• **Exercise instructions**
How many lines of these entries hold the string "true"? Answer with the number alone.

— start —

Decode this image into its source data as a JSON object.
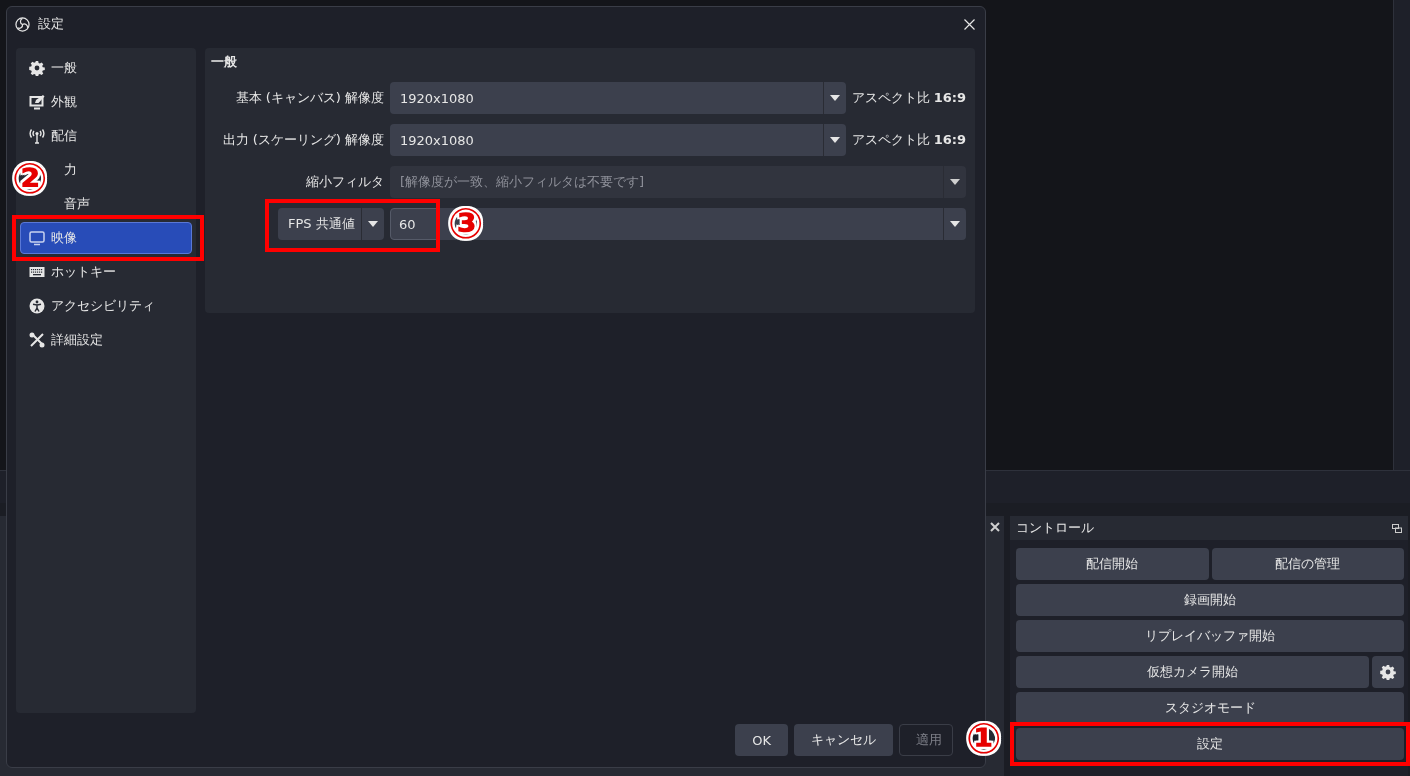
{
  "window": {
    "title": "設定"
  },
  "sidebar": {
    "items": [
      {
        "label": "一般",
        "selected": false,
        "highlighted": false
      },
      {
        "label": "外観",
        "selected": false,
        "highlighted": false
      },
      {
        "label": "配信",
        "selected": false,
        "highlighted": false
      },
      {
        "label": "力",
        "selected": false,
        "highlighted": false
      },
      {
        "label": "音声",
        "selected": false,
        "highlighted": false
      },
      {
        "label": "映像",
        "selected": true,
        "highlighted": true
      },
      {
        "label": "ホットキー",
        "selected": false,
        "highlighted": false
      },
      {
        "label": "アクセシビリティ",
        "selected": false,
        "highlighted": false
      },
      {
        "label": "詳細設定",
        "selected": false,
        "highlighted": false
      }
    ]
  },
  "form": {
    "heading": "一般",
    "rows": [
      {
        "kind": "combo",
        "label": "基本 (キャンバス) 解像度",
        "value": "1920x1080",
        "aspect": "アスペクト比 **16:9**",
        "disabled": false
      },
      {
        "kind": "combo",
        "label": "出力 (スケーリング) 解像度",
        "value": "1920x1080",
        "aspect": "アスペクト比 **16:9**",
        "disabled": false
      },
      {
        "kind": "combo",
        "label": "縮小フィルタ",
        "value": "[解像度が一致、縮小フィルタは不要です]",
        "disabled": true
      },
      {
        "kind": "fps",
        "type_value": "FPS 共通値",
        "value": "60",
        "highlighted": true
      }
    ]
  },
  "buttons": [
    {
      "label": "OK",
      "disabled": false
    },
    {
      "label": "キャンセル",
      "disabled": false
    },
    {
      "label": "適用",
      "disabled": true
    }
  ],
  "controls": {
    "title": "コントロール",
    "rows": [
      [
        {
          "kind": "text",
          "label": "配信開始",
          "highlighted": false
        },
        {
          "kind": "text",
          "label": "配信の管理",
          "highlighted": false
        }
      ],
      [
        {
          "kind": "text",
          "label": "録画開始",
          "highlighted": false
        }
      ],
      [
        {
          "kind": "text",
          "label": "リプレイバッファ開始",
          "highlighted": false
        }
      ],
      [
        {
          "kind": "text",
          "label": "仮想カメラ開始",
          "highlighted": false
        },
        {
          "kind": "gear"
        }
      ],
      [
        {
          "kind": "text",
          "label": "スタジオモード",
          "highlighted": false
        }
      ],
      [
        {
          "kind": "text",
          "label": "設定",
          "highlighted": true
        }
      ]
    ]
  },
  "annotations": [
    {
      "label": "②"
    },
    {
      "label": "③"
    },
    {
      "label": "①"
    }
  ]
}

— end —

• **Solution to the problem**
6